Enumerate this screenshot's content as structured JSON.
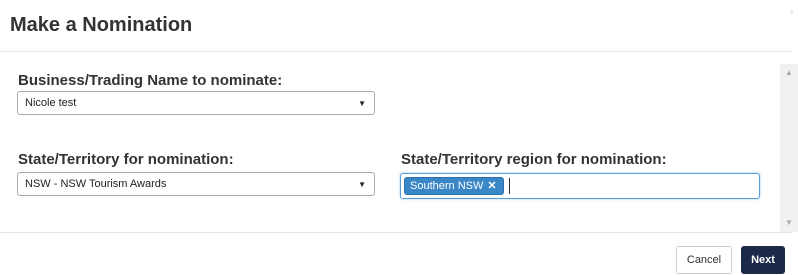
{
  "dialog": {
    "title": "Make a Nomination",
    "close_glyph": "›"
  },
  "form": {
    "business_label": "Business/Trading Name to nominate:",
    "business_value": "Nicole test",
    "state_label": "State/Territory for nomination:",
    "state_value": "NSW - NSW Tourism  Awards",
    "region_label": "State/Territory region for nomination:",
    "region_tags": [
      "Southern NSW"
    ],
    "tag_remove_glyph": "✕"
  },
  "footer": {
    "cancel_label": "Cancel",
    "next_label": "Next"
  },
  "colors": {
    "primary_button": "#1c2a4a",
    "tag_bg": "#3a87c8",
    "focus_border": "#5b9dd9"
  }
}
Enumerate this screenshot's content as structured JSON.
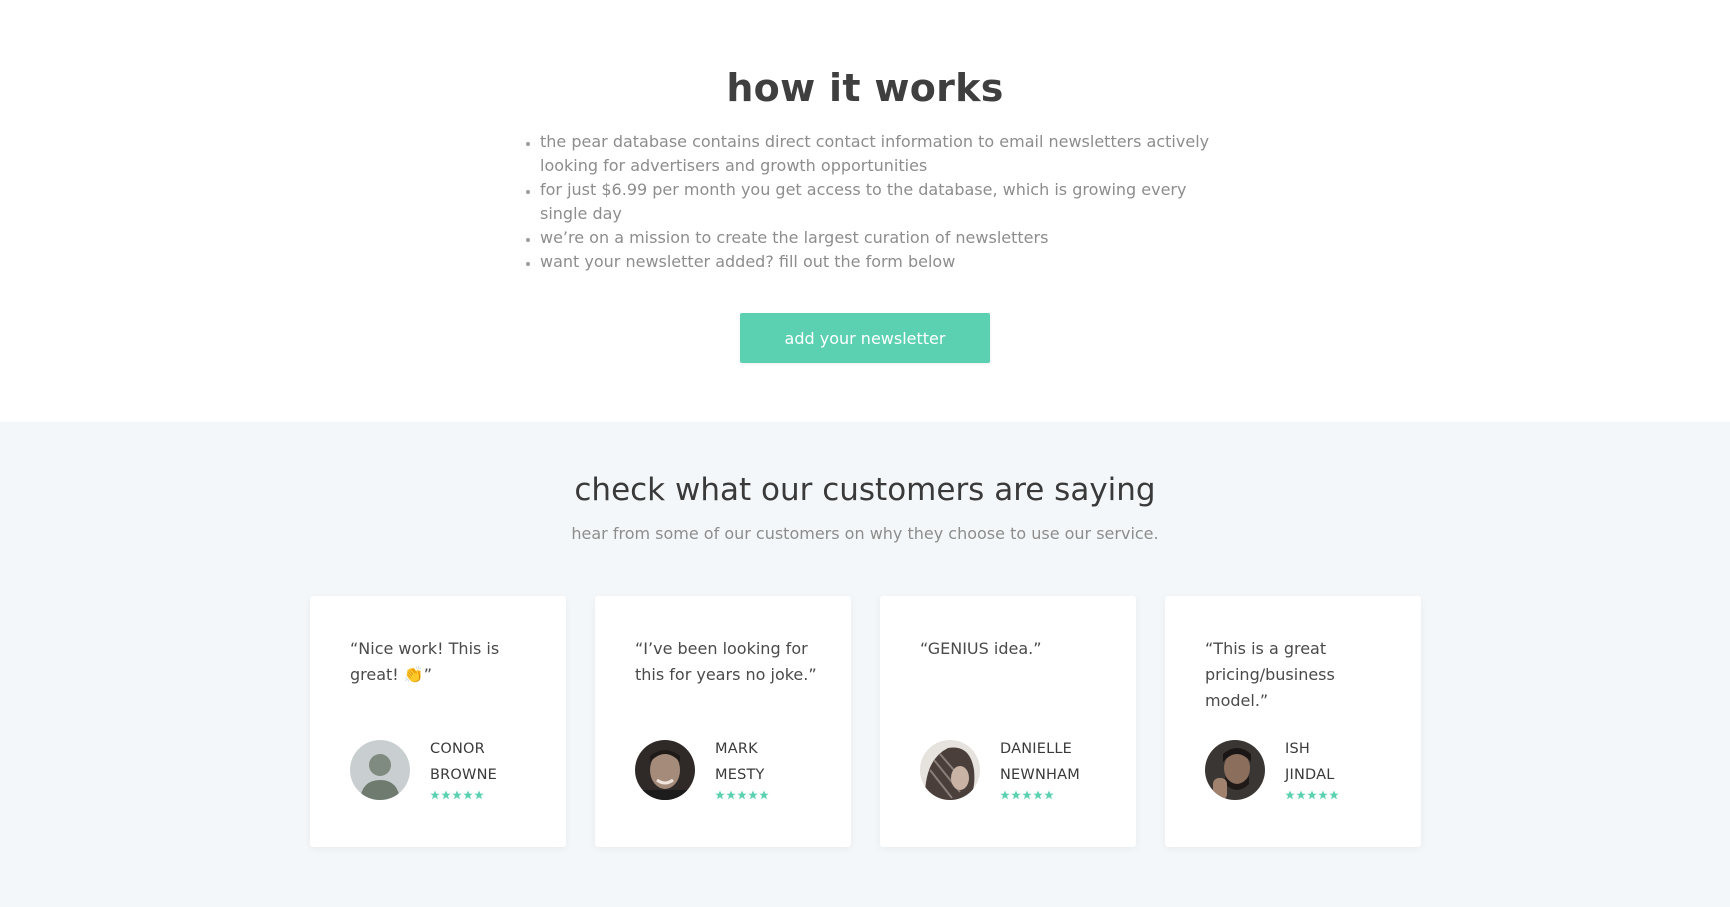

::::

**Brief:**
Output every entry word for word, but omit the pictures.

**Output for this exercise:**
Enumerate this screenshot's content as structured JSON.
{
  "dialog": {
    "title": "Make a Nomination",
    "close_glyph": "›"
  },
  "form": {
    "business_label": "Business/Trading Name to nominate:",
    "business_value": "Nicole test",
    "state_label": "State/Territory for nomination:",
    "state_value": "NSW - NSW Tourism  Awards",
    "region_label": "State/Territory region for nomination:",
    "region_tags": [
      "Southern NSW"
    ],
    "tag_remove_glyph": "✕"
  },
  "footer": {
    "cancel_label": "Cancel",
    "next_label": "Next"
  },
  "colors": {
    "primary_button": "#1c2a4a",
    "tag_bg": "#3a87c8",
    "focus_border": "#5b9dd9"
  }
}
Enumerate this screenshot's content as structured JSON.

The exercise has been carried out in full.